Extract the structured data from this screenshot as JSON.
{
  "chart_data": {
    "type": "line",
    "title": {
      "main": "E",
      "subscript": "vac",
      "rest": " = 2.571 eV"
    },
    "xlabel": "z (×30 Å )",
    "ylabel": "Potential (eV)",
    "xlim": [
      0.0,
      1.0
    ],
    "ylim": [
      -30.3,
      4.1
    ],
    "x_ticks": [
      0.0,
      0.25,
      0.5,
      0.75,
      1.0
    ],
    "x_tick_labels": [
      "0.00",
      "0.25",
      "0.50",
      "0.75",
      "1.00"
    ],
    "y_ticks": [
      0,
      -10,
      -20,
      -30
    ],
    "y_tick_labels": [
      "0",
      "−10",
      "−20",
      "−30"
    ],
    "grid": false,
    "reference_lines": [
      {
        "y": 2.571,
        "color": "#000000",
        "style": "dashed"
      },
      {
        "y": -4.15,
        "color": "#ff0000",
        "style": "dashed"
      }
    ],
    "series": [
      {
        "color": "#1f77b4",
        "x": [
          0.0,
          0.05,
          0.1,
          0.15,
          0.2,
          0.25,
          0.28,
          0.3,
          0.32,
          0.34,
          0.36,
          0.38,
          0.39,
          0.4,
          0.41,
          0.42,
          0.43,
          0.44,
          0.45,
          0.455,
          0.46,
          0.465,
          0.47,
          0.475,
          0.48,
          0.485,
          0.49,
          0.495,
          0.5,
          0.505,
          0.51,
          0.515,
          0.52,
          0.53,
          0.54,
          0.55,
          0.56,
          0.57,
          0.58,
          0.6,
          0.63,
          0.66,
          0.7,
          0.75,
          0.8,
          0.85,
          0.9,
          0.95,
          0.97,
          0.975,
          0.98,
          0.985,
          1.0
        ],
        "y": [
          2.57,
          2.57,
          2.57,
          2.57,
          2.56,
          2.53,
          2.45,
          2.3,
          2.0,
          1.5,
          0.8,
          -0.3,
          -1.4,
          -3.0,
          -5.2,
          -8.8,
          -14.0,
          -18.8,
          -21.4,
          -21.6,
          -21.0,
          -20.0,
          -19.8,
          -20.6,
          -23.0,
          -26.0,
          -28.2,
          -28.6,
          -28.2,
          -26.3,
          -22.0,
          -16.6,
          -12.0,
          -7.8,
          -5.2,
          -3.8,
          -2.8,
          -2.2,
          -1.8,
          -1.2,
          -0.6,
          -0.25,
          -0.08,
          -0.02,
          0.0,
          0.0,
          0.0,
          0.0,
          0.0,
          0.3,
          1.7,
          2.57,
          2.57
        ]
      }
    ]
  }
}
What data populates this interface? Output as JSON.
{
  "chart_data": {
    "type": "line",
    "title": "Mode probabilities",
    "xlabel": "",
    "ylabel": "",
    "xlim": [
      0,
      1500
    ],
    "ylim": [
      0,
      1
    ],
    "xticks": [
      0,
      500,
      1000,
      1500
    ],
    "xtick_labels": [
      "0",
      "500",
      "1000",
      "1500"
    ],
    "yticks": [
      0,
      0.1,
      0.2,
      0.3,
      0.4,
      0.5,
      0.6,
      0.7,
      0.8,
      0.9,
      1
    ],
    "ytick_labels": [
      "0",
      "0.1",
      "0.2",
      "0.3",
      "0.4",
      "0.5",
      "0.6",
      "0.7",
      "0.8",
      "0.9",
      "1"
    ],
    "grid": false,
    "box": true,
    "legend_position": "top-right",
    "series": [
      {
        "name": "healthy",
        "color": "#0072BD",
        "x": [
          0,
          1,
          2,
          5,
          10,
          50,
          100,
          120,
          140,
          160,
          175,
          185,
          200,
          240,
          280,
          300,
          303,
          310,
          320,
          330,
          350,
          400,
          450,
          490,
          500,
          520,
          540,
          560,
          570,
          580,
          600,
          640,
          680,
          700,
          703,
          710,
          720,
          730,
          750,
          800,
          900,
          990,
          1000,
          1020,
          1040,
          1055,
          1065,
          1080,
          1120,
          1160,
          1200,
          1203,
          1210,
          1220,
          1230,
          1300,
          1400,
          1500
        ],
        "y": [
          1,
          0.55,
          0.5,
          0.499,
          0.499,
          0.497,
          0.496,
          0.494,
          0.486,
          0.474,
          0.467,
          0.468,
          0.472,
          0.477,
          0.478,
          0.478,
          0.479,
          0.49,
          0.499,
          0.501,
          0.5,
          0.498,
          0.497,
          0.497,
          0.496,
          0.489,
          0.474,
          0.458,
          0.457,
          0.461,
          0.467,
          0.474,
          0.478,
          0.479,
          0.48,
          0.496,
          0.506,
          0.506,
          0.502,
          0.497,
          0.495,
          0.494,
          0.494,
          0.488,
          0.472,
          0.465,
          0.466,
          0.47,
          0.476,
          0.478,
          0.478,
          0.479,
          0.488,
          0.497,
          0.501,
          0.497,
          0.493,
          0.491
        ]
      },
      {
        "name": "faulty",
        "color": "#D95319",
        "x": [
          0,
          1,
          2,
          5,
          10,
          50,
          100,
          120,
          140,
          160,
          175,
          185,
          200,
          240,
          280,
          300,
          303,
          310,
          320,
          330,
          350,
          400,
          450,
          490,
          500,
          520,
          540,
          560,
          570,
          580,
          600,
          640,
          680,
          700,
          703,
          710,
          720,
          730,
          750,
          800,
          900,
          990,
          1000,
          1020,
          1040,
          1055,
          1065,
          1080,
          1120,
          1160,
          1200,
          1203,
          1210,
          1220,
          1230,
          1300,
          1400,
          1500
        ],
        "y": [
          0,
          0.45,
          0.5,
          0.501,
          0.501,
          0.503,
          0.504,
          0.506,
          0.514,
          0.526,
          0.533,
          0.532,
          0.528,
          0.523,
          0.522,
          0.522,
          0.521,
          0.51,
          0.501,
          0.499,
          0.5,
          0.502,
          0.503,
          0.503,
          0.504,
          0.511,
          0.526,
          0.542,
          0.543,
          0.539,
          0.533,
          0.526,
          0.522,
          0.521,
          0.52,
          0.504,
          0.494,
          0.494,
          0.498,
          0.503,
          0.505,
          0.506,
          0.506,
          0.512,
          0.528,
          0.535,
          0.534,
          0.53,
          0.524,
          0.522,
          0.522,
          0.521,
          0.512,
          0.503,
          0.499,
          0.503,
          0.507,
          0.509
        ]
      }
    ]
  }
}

--

Copy every record exactly, with nothing added or dropped.

Extract the structured data from this screenshot as JSON.
{
  "chart_data": {
    "type": "line",
    "title": {
      "main": "E",
      "subscript": "vac",
      "rest": " = 2.571 eV"
    },
    "xlabel": "z (×30 Å )",
    "ylabel": "Potential (eV)",
    "xlim": [
      0.0,
      1.0
    ],
    "ylim": [
      -30.3,
      4.1
    ],
    "x_ticks": [
      0.0,
      0.25,
      0.5,
      0.75,
      1.0
    ],
    "x_tick_labels": [
      "0.00",
      "0.25",
      "0.50",
      "0.75",
      "1.00"
    ],
    "y_ticks": [
      0,
      -10,
      -20,
      -30
    ],
    "y_tick_labels": [
      "0",
      "−10",
      "−20",
      "−30"
    ],
    "grid": false,
    "reference_lines": [
      {
        "y": 2.571,
        "color": "#000000",
        "style": "dashed"
      },
      {
        "y": -4.15,
        "color": "#ff0000",
        "style": "dashed"
      }
    ],
    "series": [
      {
        "color": "#1f77b4",
        "x": [
          0.0,
          0.05,
          0.1,
          0.15,
          0.2,
          0.25,
          0.28,
          0.3,
          0.32,
          0.34,
          0.36,
          0.38,
          0.39,
          0.4,
          0.41,
          0.42,
          0.43,
          0.44,
          0.45,
          0.455,
          0.46,
          0.465,
          0.47,
          0.475,
          0.48,
          0.485,
          0.49,
          0.495,
          0.5,
          0.505,
          0.51,
          0.515,
          0.52,
          0.53,
          0.54,
          0.55,
          0.56,
          0.57,
          0.58,
          0.6,
          0.63,
          0.66,
          0.7,
          0.75,
          0.8,
          0.85,
          0.9,
          0.95,
          0.97,
          0.975,
          0.98,
          0.985,
          1.0
        ],
        "y": [
          2.57,
          2.57,
          2.57,
          2.57,
          2.56,
          2.53,
          2.45,
          2.3,
          2.0,
          1.5,
          0.8,
          -0.3,
          -1.4,
          -3.0,
          -5.2,
          -8.8,
          -14.0,
          -18.8,
          -21.4,
          -21.6,
          -21.0,
          -20.0,
          -19.8,
          -20.6,
          -23.0,
          -26.0,
          -28.2,
          -28.6,
          -28.2,
          -26.3,
          -22.0,
          -16.6,
          -12.0,
          -7.8,
          -5.2,
          -3.8,
          -2.8,
          -2.2,
          -1.8,
          -1.2,
          -0.6,
          -0.25,
          -0.08,
          -0.02,
          0.0,
          0.0,
          0.0,
          0.0,
          0.0,
          0.3,
          1.7,
          2.57,
          2.57
        ]
      }
    ]
  }
}
What data populates this interface? Output as JSON.
{
  "chart_data": {
    "type": "line",
    "title": "Mode probabilities",
    "xlabel": "",
    "ylabel": "",
    "xlim": [
      0,
      1500
    ],
    "ylim": [
      0,
      1
    ],
    "xticks": [
      0,
      500,
      1000,
      1500
    ],
    "xtick_labels": [
      "0",
      "500",
      "1000",
      "1500"
    ],
    "yticks": [
      0,
      0.1,
      0.2,
      0.3,
      0.4,
      0.5,
      0.6,
      0.7,
      0.8,
      0.9,
      1
    ],
    "ytick_labels": [
      "0",
      "0.1",
      "0.2",
      "0.3",
      "0.4",
      "0.5",
      "0.6",
      "0.7",
      "0.8",
      "0.9",
      "1"
    ],
    "grid": false,
    "box": true,
    "legend_position": "top-right",
    "series": [
      {
        "name": "healthy",
        "color": "#0072BD",
        "x": [
          0,
          1,
          2,
          5,
          10,
          50,
          100,
          120,
          140,
          160,
          175,
          185,
          200,
          240,
          280,
          300,
          303,
          310,
          320,
          330,
          350,
          400,
          450,
          490,
          500,
          520,
          540,
          560,
          570,
          580,
          600,
          640,
          680,
          700,
          703,
          710,
          720,
          730,
          750,
          800,
          900,
          990,
          1000,
          1020,
          1040,
          1055,
          1065,
          1080,
          1120,
          1160,
          1200,
          1203,
          1210,
          1220,
          1230,
          1300,
          1400,
          1500
        ],
        "y": [
          1,
          0.55,
          0.5,
          0.499,
          0.499,
          0.497,
          0.496,
          0.494,
          0.486,
          0.474,
          0.467,
          0.468,
          0.472,
          0.477,
          0.478,
          0.478,
          0.479,
          0.49,
          0.499,
          0.501,
          0.5,
          0.498,
          0.497,
          0.497,
          0.496,
          0.489,
          0.474,
          0.458,
          0.457,
          0.461,
          0.467,
          0.474,
          0.478,
          0.479,
          0.48,
          0.496,
          0.506,
          0.506,
          0.502,
          0.497,
          0.495,
          0.494,
          0.494,
          0.488,
          0.472,
          0.465,
          0.466,
          0.47,
          0.476,
          0.478,
          0.478,
          0.479,
          0.488,
          0.497,
          0.501,
          0.497,
          0.493,
          0.491
        ]
      },
      {
        "name": "faulty",
        "color": "#D95319",
        "x": [
          0,
          1,
          2,
          5,
          10,
          50,
          100,
          120,
          140,
          160,
          175,
          185,
          200,
          240,
          280,
          300,
          303,
          310,
          320,
          330,
          350,
          400,
          450,
          490,
          500,
          520,
          540,
          560,
          570,
          580,
          600,
          640,
          680,
          700,
          703,
          710,
          720,
          730,
          750,
          800,
          900,
          990,
          1000,
          1020,
          1040,
          1055,
          1065,
          1080,
          1120,
          1160,
          1200,
          1203,
          1210,
          1220,
          1230,
          1300,
          1400,
          1500
        ],
        "y": [
          0,
          0.45,
          0.5,
          0.501,
          0.501,
          0.503,
          0.504,
          0.506,
          0.514,
          0.526,
          0.533,
          0.532,
          0.528,
          0.523,
          0.522,
          0.522,
          0.521,
          0.51,
          0.501,
          0.499,
          0.5,
          0.502,
          0.503,
          0.503,
          0.504,
          0.511,
          0.526,
          0.542,
          0.543,
          0.539,
          0.533,
          0.526,
          0.522,
          0.521,
          0.52,
          0.504,
          0.494,
          0.494,
          0.498,
          0.503,
          0.505,
          0.506,
          0.506,
          0.512,
          0.528,
          0.535,
          0.534,
          0.53,
          0.524,
          0.522,
          0.522,
          0.521,
          0.512,
          0.503,
          0.499,
          0.503,
          0.507,
          0.509
        ]
      }
    ]
  }
}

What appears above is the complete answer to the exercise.